Return a copy of each line that holds the string "Trade".

Figure content listings:
•••••
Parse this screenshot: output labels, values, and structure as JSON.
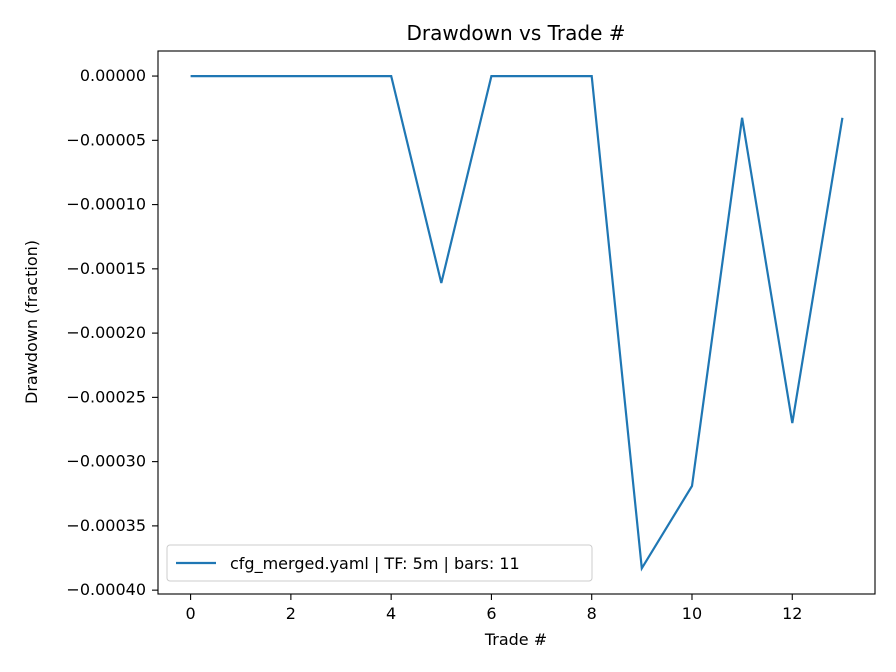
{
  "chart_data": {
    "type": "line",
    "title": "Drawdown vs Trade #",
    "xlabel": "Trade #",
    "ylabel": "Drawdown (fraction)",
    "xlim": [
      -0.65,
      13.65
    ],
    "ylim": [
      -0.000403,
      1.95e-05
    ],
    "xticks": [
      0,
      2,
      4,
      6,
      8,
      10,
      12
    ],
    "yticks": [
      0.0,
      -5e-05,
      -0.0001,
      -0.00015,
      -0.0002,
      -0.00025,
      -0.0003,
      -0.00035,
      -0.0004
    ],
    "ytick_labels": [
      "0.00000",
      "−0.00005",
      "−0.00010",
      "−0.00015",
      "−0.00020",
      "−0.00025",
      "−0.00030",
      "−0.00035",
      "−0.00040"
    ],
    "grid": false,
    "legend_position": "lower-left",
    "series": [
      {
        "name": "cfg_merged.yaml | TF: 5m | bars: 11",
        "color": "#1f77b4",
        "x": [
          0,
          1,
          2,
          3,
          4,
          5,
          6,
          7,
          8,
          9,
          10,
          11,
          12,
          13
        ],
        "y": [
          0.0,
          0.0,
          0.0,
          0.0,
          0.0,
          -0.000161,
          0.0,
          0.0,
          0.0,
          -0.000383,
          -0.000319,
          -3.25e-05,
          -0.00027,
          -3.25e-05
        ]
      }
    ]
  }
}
•••••
## [Response to the task]
    "title": "Drawdown vs Trade #",
    "xlabel": "Trade #",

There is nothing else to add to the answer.